## BEGIN Exercise material

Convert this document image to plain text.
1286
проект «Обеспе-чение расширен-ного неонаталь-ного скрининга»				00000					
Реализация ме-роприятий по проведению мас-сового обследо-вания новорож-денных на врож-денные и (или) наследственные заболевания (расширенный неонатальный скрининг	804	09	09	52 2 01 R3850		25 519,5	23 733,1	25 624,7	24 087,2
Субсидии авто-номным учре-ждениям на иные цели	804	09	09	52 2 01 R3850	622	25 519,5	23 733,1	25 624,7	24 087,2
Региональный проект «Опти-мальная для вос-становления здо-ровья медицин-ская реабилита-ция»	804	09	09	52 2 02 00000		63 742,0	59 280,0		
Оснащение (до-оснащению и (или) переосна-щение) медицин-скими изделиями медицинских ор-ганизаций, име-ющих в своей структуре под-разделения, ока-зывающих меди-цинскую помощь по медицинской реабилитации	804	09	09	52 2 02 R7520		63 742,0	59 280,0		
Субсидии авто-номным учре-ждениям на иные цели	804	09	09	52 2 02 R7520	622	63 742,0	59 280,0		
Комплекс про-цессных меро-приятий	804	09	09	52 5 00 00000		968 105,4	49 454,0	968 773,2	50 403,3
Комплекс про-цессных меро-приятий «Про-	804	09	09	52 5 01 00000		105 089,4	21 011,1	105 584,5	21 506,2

## END Exercise material

In the records above, tally the lines where the word "цессных" appears, and give the number and nothing else.

Written solution =
2